The exercise: Pick every line with "Показатели" from the material below.

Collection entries

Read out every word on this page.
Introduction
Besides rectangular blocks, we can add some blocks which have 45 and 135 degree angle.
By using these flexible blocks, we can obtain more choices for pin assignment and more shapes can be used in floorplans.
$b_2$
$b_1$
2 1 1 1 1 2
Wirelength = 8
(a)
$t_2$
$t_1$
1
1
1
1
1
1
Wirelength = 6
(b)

==

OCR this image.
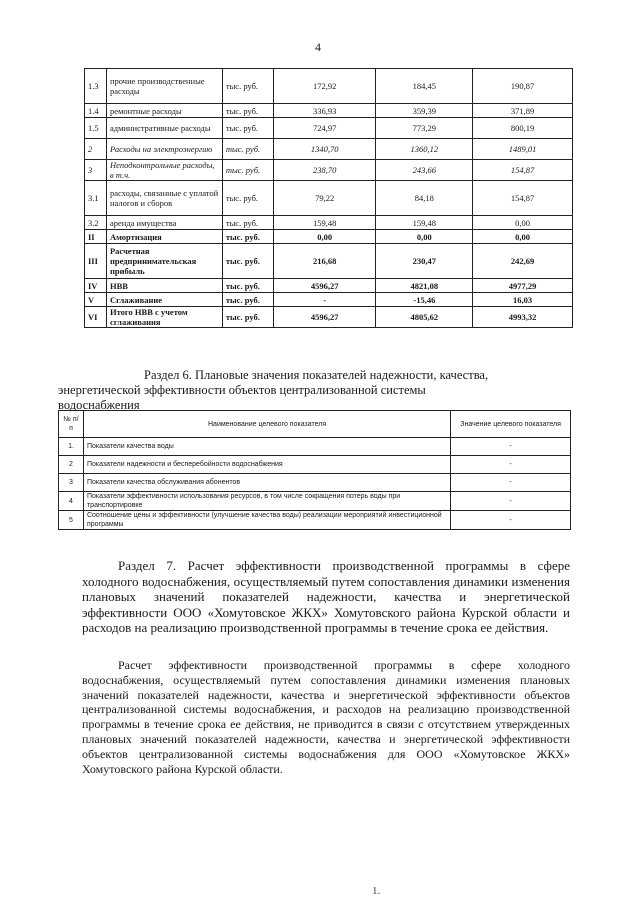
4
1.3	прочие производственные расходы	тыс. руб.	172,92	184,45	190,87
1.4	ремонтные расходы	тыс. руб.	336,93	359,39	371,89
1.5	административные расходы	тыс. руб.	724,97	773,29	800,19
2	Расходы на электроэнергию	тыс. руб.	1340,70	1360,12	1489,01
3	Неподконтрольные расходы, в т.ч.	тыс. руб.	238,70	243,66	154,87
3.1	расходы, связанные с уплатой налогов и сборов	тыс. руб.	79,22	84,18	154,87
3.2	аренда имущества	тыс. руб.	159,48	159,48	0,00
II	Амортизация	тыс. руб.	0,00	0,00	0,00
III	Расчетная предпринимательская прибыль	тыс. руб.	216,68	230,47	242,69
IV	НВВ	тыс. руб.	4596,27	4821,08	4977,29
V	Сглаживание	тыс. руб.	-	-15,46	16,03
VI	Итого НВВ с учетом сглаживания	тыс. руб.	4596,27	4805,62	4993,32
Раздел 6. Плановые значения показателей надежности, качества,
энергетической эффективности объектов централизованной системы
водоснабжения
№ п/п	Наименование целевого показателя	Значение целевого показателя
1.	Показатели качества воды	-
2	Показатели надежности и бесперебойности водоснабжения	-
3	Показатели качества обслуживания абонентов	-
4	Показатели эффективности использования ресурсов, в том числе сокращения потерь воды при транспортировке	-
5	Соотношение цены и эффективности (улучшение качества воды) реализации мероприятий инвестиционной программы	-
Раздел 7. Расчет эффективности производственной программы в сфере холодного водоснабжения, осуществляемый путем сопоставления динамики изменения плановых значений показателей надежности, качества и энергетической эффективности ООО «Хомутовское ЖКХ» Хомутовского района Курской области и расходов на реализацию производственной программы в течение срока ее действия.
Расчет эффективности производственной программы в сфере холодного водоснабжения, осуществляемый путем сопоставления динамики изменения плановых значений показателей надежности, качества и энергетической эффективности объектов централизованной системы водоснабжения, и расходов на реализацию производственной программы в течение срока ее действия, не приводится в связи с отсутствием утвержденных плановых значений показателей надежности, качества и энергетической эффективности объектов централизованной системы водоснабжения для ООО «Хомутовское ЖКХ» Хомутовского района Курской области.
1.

Response:
1.	Показатели качества воды	-
2	Показатели надежности и бесперебойности водоснабжения	-
3	Показатели качества обслуживания абонентов	-
4	Показатели эффективности использования ресурсов, в том числе сокращения потерь воды при транспортировке	-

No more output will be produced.